**Aim of the task:** Each record below should be output verbatim, without pictures.

Data records
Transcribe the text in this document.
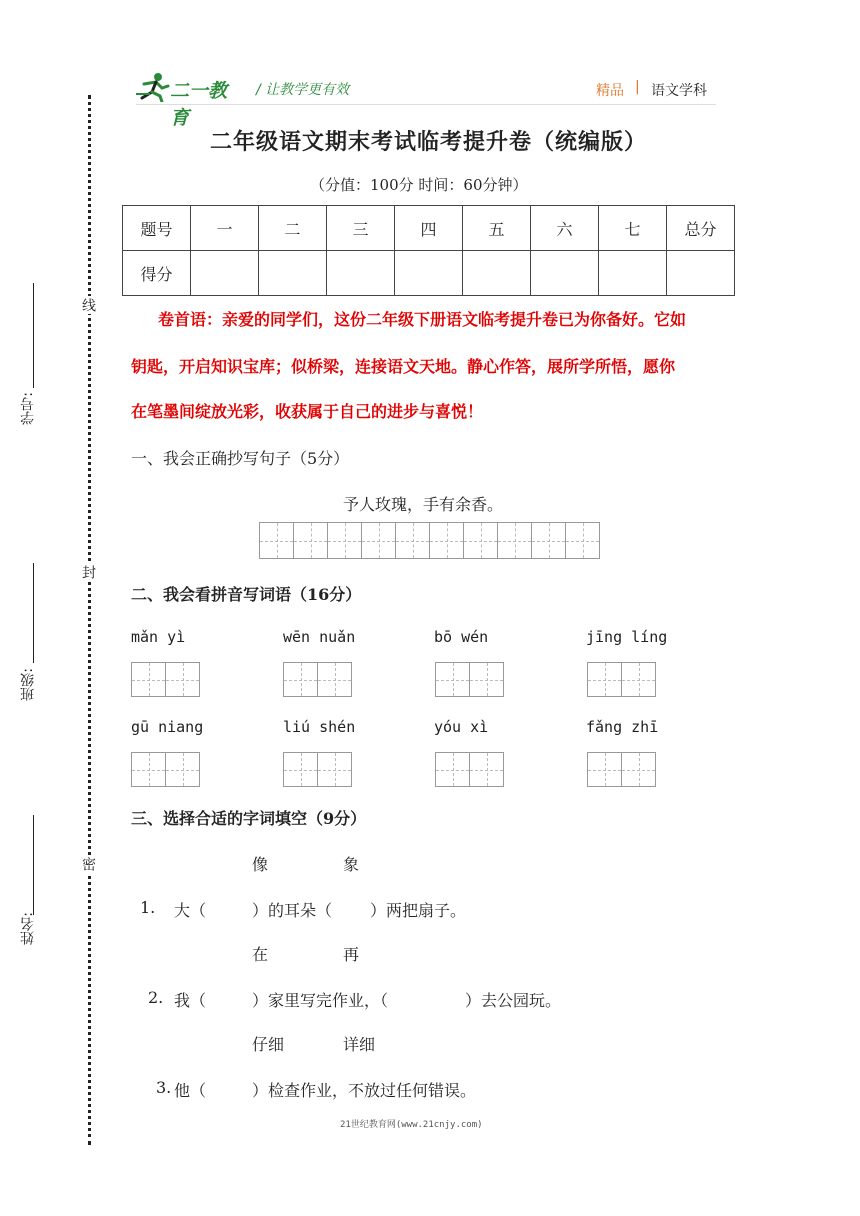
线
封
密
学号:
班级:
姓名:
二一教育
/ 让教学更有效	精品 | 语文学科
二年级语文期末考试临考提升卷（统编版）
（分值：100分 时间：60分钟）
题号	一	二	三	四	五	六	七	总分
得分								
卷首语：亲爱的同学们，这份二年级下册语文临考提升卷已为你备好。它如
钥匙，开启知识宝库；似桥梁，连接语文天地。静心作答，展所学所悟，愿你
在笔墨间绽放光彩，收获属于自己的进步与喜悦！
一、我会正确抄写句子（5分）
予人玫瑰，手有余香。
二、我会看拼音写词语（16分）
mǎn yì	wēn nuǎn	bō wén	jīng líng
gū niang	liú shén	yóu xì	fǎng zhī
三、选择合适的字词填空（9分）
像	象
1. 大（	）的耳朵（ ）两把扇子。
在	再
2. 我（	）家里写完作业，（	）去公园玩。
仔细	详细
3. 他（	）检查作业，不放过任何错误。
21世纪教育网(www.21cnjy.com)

**Answer in full:**
Transcribe the text in this document.
线
封
密
学号:
班级:
姓名:
二一教育
/ 让教学更有效	精品 | 语文学科
二年级语文期末考试临考提升卷（统编版）
（分值：100分 时间：60分钟）
题号	一	二	三	四	五	六	七	总分
得分								
卷首语：亲爱的同学们，这份二年级下册语文临考提升卷已为你备好。它如
钥匙，开启知识宝库；似桥梁，连接语文天地。静心作答，展所学所悟，愿你
在笔墨间绽放光彩，收获属于自己的进步与喜悦！
一、我会正确抄写句子（5分）
予人玫瑰，手有余香。
二、我会看拼音写词语（16分）
mǎn yì	wēn nuǎn	bō wén	jīng líng
gū niang	liú shén	yóu xì	fǎng zhī
三、选择合适的字词填空（9分）
像	象
1. 大（	）的耳朵（ ）两把扇子。
在	再
2. 我（	）家里写完作业，（	）去公园玩。
仔细	详细
3. 他（	）检查作业，不放过任何错误。
21世纪教育网(www.21cnjy.com)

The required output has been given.